**Metin alıntısı:**
------------------------------
Nasreddin Hoca: Türk Dünyasının Ortak Aklı ve Gülen Yüzü!
Gündem

Nasreddin Hoca: Türk Dünyasının Ortak Aklı ve Gülen Yüzü!


15 November 20255 dk okuma3 görüntülenmeSon güncelleme: 15 November 2025

Her milletin kültürel kimliğini yansıtan, zamanın ötesine geçen değerleri vardır. Bunlar, o milletin klasikleri olarak kabul edilir ve halktan evrensele uzanarak insanlığa mal olur. Nasreddin Hoca, Türk milletinin insanlık âlemine sunduğu en önemli değerlerden biridir. İşte bu değerli mirasa ışık tutan yeni bir yayın daha okuyucuyla buluşuyor: Prof. Dr. Fikret Türkmen’in Kapı Yayınları'ndan çıkan Burhaniye Tercümesi, Nasreddin Hoca Latîfeleri.
------------------------------
**Sağlanan malzeme:**
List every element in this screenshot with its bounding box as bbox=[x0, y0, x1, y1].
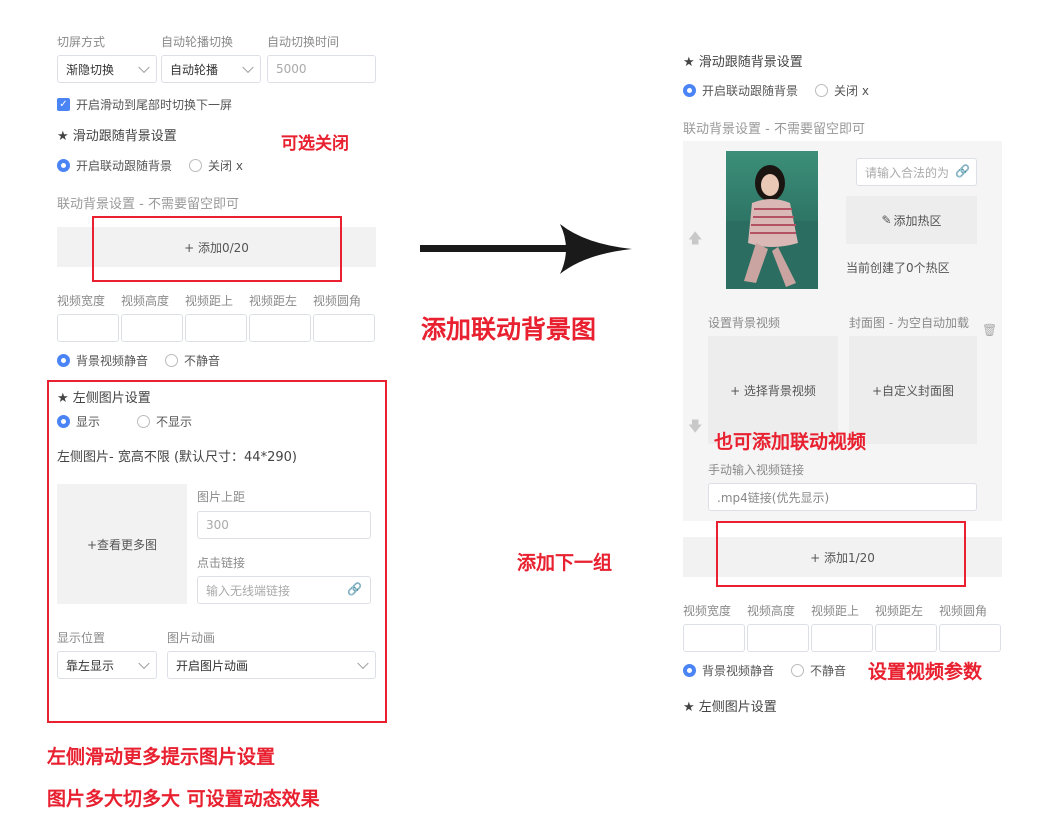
------------------------------
**Görev tanımı:**
Lütfen Nasreddin Hoca yazısındaki "15 November 20255" ifadesinden başlayıp "Nasreddin Hoca Latîfeleri." ifadesi de dahil olmak üzere o noktaya kadar uzanan bölümü kelimesi kelimesine aktarın.

**Görev yanıtı:**
15 November 20255 dk okuma3 görüntülenmeSon güncelleme: 15 November 2025

Her milletin kültürel kimliğini yansıtan, zamanın ötesine geçen değerleri vardır. Bunlar, o milletin klasikleri olarak kabul edilir ve halktan evrensele uzanarak insanlığa mal olur. Nasreddin Hoca, Türk milletinin insanlık âlemine sunduğu en önemli değerlerden biridir. İşte bu değerli mirasa ışık tutan yeni bir yayın daha okuyucuyla buluşuyor: Prof. Dr. Fikret Türkmen’in Kapı Yayınları'ndan çıkan Burhaniye Tercümesi, Nasreddin Hoca Latîfeleri.